BEGIN GIVEN RECORDS

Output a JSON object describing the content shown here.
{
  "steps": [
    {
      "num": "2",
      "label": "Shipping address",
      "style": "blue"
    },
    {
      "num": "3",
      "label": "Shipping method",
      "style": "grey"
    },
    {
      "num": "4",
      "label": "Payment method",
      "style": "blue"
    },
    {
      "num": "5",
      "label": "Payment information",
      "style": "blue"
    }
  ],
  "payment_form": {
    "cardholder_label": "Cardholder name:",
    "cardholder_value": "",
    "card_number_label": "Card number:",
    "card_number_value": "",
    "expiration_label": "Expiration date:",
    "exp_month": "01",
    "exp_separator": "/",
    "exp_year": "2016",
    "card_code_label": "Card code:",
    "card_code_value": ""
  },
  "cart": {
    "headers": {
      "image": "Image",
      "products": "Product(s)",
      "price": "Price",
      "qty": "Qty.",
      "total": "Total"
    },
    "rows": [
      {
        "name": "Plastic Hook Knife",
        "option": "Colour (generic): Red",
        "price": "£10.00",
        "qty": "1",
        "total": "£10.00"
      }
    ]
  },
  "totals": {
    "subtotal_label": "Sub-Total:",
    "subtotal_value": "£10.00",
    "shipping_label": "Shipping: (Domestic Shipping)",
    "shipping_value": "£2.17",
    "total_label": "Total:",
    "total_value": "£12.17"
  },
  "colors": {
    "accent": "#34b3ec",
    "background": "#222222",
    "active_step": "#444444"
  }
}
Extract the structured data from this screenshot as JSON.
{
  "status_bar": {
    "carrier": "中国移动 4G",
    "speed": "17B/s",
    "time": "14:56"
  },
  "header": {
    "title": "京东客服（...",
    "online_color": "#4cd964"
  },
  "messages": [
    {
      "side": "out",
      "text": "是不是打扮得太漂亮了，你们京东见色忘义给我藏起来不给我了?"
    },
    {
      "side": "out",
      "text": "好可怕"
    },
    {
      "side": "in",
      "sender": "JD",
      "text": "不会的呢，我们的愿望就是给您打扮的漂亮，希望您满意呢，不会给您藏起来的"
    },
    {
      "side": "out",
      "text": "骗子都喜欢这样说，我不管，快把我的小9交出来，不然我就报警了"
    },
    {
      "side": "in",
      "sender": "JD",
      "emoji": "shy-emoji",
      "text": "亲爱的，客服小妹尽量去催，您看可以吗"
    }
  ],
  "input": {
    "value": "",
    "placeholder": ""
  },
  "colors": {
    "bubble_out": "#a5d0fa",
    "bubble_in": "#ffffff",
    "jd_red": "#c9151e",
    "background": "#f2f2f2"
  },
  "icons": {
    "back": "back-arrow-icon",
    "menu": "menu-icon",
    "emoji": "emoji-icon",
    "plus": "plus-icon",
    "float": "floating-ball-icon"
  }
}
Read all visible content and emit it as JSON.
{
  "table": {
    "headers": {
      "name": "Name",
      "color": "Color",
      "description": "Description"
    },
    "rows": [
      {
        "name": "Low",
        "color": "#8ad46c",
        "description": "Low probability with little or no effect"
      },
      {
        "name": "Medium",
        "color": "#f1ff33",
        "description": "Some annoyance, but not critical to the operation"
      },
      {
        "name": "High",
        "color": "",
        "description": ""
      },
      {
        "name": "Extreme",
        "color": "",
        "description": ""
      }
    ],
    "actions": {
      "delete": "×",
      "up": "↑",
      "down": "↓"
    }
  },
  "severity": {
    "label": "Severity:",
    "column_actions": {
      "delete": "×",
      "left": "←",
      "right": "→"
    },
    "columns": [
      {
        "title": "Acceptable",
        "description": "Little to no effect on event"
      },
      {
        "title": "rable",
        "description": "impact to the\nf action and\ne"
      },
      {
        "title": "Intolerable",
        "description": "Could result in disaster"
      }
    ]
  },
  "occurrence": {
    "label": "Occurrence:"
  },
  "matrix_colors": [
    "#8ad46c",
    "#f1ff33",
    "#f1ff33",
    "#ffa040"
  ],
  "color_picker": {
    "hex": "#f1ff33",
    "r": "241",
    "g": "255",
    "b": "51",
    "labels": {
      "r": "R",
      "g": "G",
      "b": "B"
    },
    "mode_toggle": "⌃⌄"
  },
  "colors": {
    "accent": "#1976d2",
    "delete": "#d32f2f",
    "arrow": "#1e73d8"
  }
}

END GIVEN RECORDS

TASK DESCRIPTION: Locate each line containing the string "method" and show it.

EXPECTED OUTPUT:
      "label": "Shipping method",
      "label": "Payment method",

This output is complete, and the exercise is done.